* **Exercise objective**:
Scan the entries below. List each line with "JSON".

━━━━━━━━━━━━━━━━━━━━━━━━━━━━━━

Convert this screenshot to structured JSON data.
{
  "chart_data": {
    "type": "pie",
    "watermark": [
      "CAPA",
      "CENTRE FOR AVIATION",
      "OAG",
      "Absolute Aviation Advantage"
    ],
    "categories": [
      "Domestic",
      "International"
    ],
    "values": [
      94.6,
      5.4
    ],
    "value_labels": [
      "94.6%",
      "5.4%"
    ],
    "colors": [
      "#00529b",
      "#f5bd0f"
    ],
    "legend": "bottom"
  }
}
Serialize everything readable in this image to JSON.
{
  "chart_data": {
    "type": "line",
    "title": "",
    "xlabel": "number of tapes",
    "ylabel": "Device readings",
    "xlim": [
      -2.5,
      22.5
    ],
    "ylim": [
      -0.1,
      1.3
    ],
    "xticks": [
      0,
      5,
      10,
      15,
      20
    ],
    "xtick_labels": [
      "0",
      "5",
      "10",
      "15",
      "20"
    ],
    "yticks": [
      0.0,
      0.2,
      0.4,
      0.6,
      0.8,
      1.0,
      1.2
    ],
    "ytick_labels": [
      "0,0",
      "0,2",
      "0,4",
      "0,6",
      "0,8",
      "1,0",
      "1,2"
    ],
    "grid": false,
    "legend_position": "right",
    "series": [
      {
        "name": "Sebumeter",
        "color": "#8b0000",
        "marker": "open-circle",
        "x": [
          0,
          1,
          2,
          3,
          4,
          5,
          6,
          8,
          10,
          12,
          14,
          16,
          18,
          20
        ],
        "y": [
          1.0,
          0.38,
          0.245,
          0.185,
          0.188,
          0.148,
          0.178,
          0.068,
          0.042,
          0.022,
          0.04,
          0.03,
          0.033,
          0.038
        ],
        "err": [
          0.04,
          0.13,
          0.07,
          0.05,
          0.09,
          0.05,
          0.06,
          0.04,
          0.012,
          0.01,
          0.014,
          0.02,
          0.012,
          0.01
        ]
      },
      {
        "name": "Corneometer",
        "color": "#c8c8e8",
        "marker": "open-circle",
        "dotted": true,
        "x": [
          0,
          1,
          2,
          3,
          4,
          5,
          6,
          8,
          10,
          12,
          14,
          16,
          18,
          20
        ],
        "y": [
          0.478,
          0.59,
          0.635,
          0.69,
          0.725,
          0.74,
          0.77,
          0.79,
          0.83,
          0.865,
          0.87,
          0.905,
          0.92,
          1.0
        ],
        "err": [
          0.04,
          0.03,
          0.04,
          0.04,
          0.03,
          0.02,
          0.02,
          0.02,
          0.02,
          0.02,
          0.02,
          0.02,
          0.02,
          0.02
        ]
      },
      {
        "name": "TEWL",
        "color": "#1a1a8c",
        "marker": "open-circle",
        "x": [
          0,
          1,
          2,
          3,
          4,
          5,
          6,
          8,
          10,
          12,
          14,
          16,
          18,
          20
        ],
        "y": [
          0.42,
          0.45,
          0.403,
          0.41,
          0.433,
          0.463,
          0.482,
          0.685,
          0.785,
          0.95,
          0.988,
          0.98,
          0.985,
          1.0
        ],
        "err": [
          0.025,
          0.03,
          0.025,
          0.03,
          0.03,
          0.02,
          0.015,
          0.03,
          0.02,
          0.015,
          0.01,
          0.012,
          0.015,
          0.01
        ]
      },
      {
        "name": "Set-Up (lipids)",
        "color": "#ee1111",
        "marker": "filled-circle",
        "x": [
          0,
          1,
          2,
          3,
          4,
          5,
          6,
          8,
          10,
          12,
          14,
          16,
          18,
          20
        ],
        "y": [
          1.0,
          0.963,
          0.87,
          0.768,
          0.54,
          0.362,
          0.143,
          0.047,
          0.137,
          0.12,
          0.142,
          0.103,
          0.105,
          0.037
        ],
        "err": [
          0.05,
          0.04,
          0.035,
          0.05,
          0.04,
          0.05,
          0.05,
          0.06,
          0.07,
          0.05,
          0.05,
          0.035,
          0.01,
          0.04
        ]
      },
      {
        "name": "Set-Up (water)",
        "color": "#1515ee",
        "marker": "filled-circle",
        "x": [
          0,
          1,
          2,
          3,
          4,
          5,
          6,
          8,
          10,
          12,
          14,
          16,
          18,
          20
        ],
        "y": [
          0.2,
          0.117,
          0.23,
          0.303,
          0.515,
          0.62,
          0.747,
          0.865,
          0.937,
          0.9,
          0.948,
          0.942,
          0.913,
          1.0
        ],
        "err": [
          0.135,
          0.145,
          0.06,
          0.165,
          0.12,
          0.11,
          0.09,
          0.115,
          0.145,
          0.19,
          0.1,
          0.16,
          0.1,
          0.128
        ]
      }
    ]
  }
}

━━━━━━━━━━━━━━━━━━━━━━━━━━━━━━

* **Correct response**:
Convert this screenshot to structured JSON data.
Serialize everything readable in this image to JSON.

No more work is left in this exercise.